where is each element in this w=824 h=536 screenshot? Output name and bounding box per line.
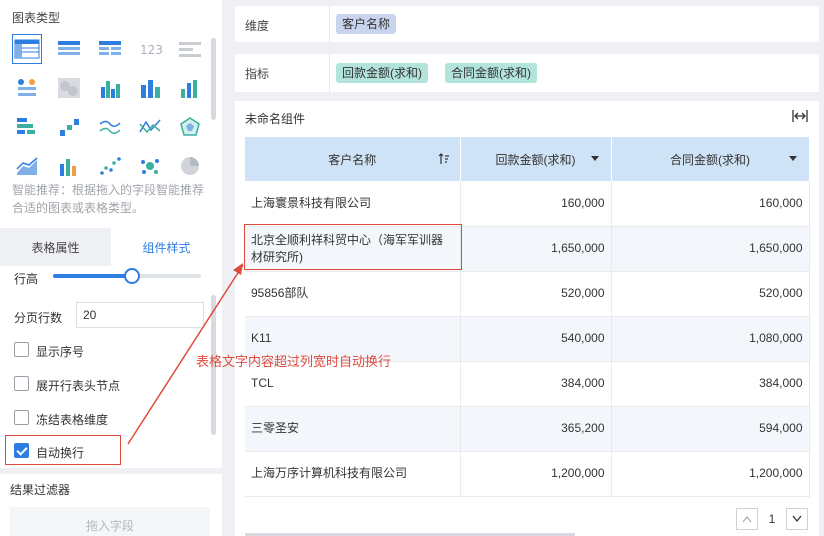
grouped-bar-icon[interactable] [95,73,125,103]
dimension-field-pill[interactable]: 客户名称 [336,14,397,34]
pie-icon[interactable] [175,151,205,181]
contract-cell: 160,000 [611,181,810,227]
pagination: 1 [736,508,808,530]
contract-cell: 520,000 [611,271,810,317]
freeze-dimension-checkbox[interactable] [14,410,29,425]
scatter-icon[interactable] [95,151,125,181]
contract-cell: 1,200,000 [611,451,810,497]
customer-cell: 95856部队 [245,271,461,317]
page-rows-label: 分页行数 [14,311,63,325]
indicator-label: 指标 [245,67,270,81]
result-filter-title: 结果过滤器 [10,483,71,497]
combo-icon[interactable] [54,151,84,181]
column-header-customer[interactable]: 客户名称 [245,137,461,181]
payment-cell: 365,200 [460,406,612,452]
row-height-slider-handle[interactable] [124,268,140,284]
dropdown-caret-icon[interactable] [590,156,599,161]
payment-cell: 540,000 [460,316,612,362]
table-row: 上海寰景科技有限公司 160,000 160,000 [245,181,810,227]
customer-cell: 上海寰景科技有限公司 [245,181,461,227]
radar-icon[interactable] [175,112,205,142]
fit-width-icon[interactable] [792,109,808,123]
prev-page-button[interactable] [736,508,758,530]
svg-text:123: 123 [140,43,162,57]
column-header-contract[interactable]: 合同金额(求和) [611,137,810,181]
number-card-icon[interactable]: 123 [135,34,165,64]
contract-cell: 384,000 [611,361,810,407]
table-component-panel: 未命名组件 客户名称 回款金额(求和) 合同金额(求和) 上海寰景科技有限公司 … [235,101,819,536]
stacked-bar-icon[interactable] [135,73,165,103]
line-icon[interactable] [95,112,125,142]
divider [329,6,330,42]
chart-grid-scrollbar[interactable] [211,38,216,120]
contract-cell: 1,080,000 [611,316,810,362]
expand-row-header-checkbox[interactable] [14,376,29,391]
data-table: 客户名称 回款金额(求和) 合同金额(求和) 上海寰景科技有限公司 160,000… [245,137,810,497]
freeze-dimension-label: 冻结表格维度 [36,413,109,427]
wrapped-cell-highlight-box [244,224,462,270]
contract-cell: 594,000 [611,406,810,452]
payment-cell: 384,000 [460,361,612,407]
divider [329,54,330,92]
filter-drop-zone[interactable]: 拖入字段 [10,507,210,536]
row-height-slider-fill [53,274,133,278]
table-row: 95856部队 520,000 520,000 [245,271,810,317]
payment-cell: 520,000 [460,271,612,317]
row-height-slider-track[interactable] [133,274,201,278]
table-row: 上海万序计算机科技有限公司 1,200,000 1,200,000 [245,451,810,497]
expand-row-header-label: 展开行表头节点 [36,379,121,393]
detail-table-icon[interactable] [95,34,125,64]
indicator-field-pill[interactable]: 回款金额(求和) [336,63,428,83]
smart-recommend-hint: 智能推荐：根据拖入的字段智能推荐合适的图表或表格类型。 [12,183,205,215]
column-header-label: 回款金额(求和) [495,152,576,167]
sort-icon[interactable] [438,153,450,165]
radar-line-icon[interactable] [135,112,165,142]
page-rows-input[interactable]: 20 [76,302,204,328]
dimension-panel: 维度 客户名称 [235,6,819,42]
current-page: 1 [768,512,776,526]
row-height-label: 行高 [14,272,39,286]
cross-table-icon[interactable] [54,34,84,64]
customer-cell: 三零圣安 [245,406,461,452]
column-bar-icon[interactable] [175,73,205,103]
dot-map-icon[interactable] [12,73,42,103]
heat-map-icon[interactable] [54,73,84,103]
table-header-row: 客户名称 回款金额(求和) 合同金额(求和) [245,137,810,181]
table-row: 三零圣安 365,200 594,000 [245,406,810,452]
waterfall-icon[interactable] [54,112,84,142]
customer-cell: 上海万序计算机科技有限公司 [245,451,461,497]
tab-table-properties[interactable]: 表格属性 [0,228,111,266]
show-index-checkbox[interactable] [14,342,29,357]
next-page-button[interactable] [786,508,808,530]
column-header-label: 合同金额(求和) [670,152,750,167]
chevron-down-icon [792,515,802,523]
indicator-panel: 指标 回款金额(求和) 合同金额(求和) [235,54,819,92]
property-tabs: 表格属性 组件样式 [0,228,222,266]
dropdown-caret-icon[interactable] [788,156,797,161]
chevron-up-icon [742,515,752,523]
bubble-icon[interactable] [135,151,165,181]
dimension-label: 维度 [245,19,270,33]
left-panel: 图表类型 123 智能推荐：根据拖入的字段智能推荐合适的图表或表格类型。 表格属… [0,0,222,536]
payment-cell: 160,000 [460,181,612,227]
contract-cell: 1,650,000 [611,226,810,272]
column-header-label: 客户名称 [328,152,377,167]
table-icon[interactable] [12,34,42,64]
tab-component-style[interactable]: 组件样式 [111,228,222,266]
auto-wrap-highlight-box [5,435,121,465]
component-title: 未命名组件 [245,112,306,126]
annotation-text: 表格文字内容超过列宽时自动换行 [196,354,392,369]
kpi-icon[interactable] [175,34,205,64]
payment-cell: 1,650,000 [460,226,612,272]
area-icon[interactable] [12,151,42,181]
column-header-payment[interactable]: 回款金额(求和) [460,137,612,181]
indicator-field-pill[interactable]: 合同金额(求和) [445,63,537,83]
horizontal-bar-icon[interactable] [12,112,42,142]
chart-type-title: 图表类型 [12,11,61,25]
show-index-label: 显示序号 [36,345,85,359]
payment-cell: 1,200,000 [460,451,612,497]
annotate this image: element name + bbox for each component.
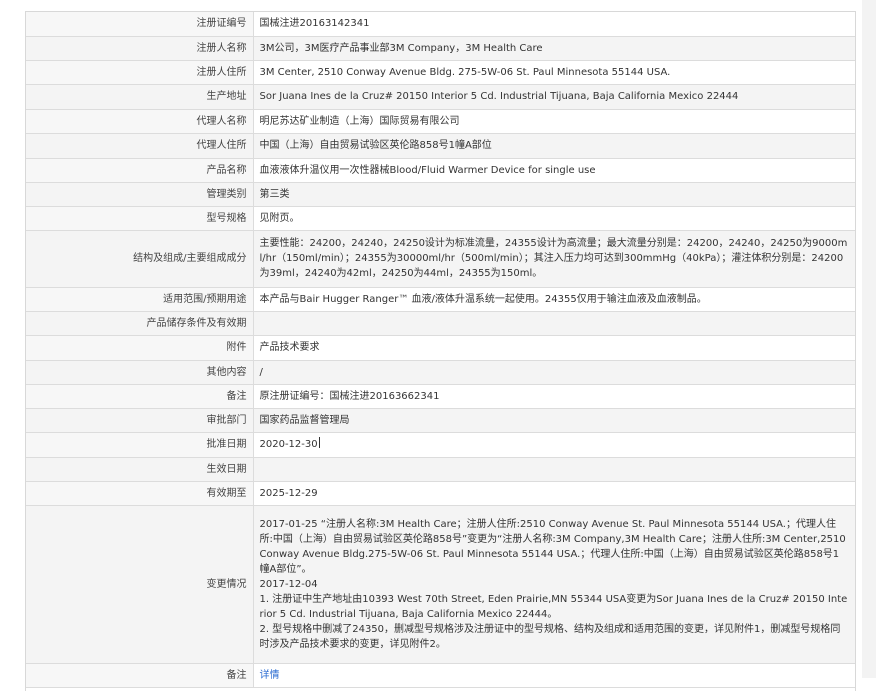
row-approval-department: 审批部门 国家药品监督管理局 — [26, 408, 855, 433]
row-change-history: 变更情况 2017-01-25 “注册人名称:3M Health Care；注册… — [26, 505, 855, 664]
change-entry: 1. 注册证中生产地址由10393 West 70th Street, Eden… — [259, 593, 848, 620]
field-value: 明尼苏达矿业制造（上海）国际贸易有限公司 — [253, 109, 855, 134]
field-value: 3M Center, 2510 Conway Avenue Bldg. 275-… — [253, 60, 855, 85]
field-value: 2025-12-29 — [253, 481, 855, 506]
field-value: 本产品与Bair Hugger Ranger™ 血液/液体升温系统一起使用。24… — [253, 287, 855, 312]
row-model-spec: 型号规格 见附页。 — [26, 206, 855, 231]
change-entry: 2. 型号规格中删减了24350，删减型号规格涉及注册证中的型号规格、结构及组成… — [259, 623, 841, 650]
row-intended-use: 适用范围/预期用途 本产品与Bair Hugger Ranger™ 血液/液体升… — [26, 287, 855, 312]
_ _ _ _ _
* _TO DO_
Reproduce every line of the entries above verbatim, leaving out the picture markers.

* _FULL OUTPUT_
where is each element in this w=824 h=536 screenshot? Output name and bounding box per line.
grouped-bar-icon[interactable] [95,73,125,103]
dimension-field-pill[interactable]: 客户名称 [336,14,397,34]
pie-icon[interactable] [175,151,205,181]
contract-cell: 160,000 [611,181,810,227]
pagination: 1 [736,508,808,530]
contract-cell: 520,000 [611,271,810,317]
freeze-dimension-checkbox[interactable] [14,410,29,425]
scatter-icon[interactable] [95,151,125,181]
contract-cell: 1,200,000 [611,451,810,497]
customer-cell: 95856部队 [245,271,461,317]
page-rows-label: 分页行数 [14,311,63,325]
indicator-label: 指标 [245,67,270,81]
result-filter-title: 结果过滤器 [10,483,71,497]
combo-icon[interactable] [54,151,84,181]
column-header-customer[interactable]: 客户名称 [245,137,461,181]
payment-cell: 365,200 [460,406,612,452]
row-height-slider-handle[interactable] [124,268,140,284]
dropdown-caret-icon[interactable] [590,156,599,161]
payment-cell: 540,000 [460,316,612,362]
table-row: 上海寰景科技有限公司 160,000 160,000 [245,181,810,227]
customer-cell: 上海寰景科技有限公司 [245,181,461,227]
radar-icon[interactable] [175,112,205,142]
fit-width-icon[interactable] [792,109,808,123]
prev-page-button[interactable] [736,508,758,530]
svg-text:123: 123 [140,43,162,57]
column-header-contract[interactable]: 合同金额(求和) [611,137,810,181]
number-card-icon[interactable]: 123 [135,34,165,64]
contract-cell: 384,000 [611,361,810,407]
table-component-panel: 未命名组件 客户名称 回款金额(求和) 合同金额(求和) 上海寰景科技有限公司 … [235,101,819,536]
stacked-bar-icon[interactable] [135,73,165,103]
line-icon[interactable] [95,112,125,142]
divider [329,6,330,42]
chart-grid-scrollbar[interactable] [211,38,216,120]
contract-cell: 1,080,000 [611,316,810,362]
expand-row-header-checkbox[interactable] [14,376,29,391]
data-table: 客户名称 回款金额(求和) 合同金额(求和) 上海寰景科技有限公司 160,000… [245,137,810,497]
freeze-dimension-label: 冻结表格维度 [36,413,109,427]
wrapped-cell-highlight-box [244,224,462,270]
contract-cell: 594,000 [611,406,810,452]
payment-cell: 384,000 [460,361,612,407]
divider [329,54,330,92]
filter-drop-zone[interactable]: 拖入字段 [10,507,210,536]
row-height-slider-fill [53,274,133,278]
table-row: 95856部队 520,000 520,000 [245,271,810,317]
payment-cell: 520,000 [460,271,612,317]
row-height-slider-track[interactable] [133,274,201,278]
table-row: 上海万序计算机科技有限公司 1,200,000 1,200,000 [245,451,810,497]
expand-row-header-label: 展开行表头节点 [36,379,121,393]
detail-table-icon[interactable] [95,34,125,64]
indicator-field-pill[interactable]: 回款金额(求和) [336,63,428,83]
smart-recommend-hint: 智能推荐：根据拖入的字段智能推荐合适的图表或表格类型。 [12,183,205,215]
column-header-label: 回款金额(求和) [495,152,576,167]
sort-icon[interactable] [438,153,450,165]
radar-line-icon[interactable] [135,112,165,142]
page-rows-input[interactable]: 20 [76,302,204,328]
dimension-panel: 维度 客户名称 [235,6,819,42]
current-page: 1 [768,512,776,526]
row-height-label: 行高 [14,272,39,286]
cross-table-icon[interactable] [54,34,84,64]
customer-cell: 三零圣安 [245,406,461,452]
column-bar-icon[interactable] [175,73,205,103]
dot-map-icon[interactable] [12,73,42,103]
heat-map-icon[interactable] [54,73,84,103]
table-header-row: 客户名称 回款金额(求和) 合同金额(求和) [245,137,810,181]
table-row: 三零圣安 365,200 594,000 [245,406,810,452]
waterfall-icon[interactable] [54,112,84,142]
customer-cell: 上海万序计算机科技有限公司 [245,451,461,497]
tab-table-properties[interactable]: 表格属性 [0,228,111,266]
show-index-checkbox[interactable] [14,342,29,357]
next-page-button[interactable] [786,508,808,530]
column-header-label: 合同金额(求和) [670,152,750,167]
chevron-down-icon [792,515,802,523]
indicator-panel: 指标 回款金额(求和) 合同金额(求和) [235,54,819,92]
property-tabs: 表格属性 组件样式 [0,228,222,266]
dropdown-caret-icon[interactable] [788,156,797,161]
chevron-up-icon [742,515,752,523]
bubble-icon[interactable] [135,151,165,181]
dimension-label: 维度 [245,19,270,33]
left-panel: 图表类型 123 智能推荐：根据拖入的字段智能推荐合适的图表或表格类型。 表格属… [0,0,222,536]
payment-cell: 160,000 [460,181,612,227]
contract-cell: 1,650,000 [611,226,810,272]
column-header-label: 客户名称 [328,152,377,167]
table-icon[interactable] [12,34,42,64]
tab-component-style[interactable]: 组件样式 [111,228,222,266]
auto-wrap-highlight-box [5,435,121,465]
component-title: 未命名组件 [245,112,306,126]
annotation-text: 表格文字内容超过列宽时自动换行 [196,354,392,369]
kpi-icon[interactable] [175,34,205,64]
payment-cell: 1,650,000 [460,226,612,272]
area-icon[interactable] [12,151,42,181]
column-header-payment[interactable]: 回款金额(求和) [460,137,612,181]
indicator-field-pill[interactable]: 合同金额(求和) [445,63,537,83]
horizontal-bar-icon[interactable] [12,112,42,142]
chart-type-title: 图表类型 [12,11,61,25]
show-index-label: 显示序号 [36,345,85,359]
payment-cell: 1,200,000 [460,451,612,497]
annotate this image: element name + bbox for each component.
row-approval-department: 审批部门 国家药品监督管理局 — [26, 408, 855, 433]
row-change-history: 变更情况 2017-01-25 “注册人名称:3M Health Care；注册… — [26, 505, 855, 664]
change-entry: 1. 注册证中生产地址由10393 West 70th Street, Eden… — [259, 593, 848, 620]
field-value: 明尼苏达矿业制造（上海）国际贸易有限公司 — [253, 109, 855, 134]
field-value: 3M Center, 2510 Conway Avenue Bldg. 275-… — [253, 60, 855, 85]
field-value: 2025-12-29 — [253, 481, 855, 506]
field-value: 本产品与Bair Hugger Ranger™ 血液/液体升温系统一起使用。24… — [253, 287, 855, 312]
row-model-spec: 型号规格 见附页。 — [26, 206, 855, 231]
change-entry: 2. 型号规格中删减了24350，删减型号规格涉及注册证中的型号规格、结构及组成… — [259, 623, 841, 650]
row-intended-use: 适用范围/预期用途 本产品与Bair Hugger Ranger™ 血液/液体升… — [26, 287, 855, 312]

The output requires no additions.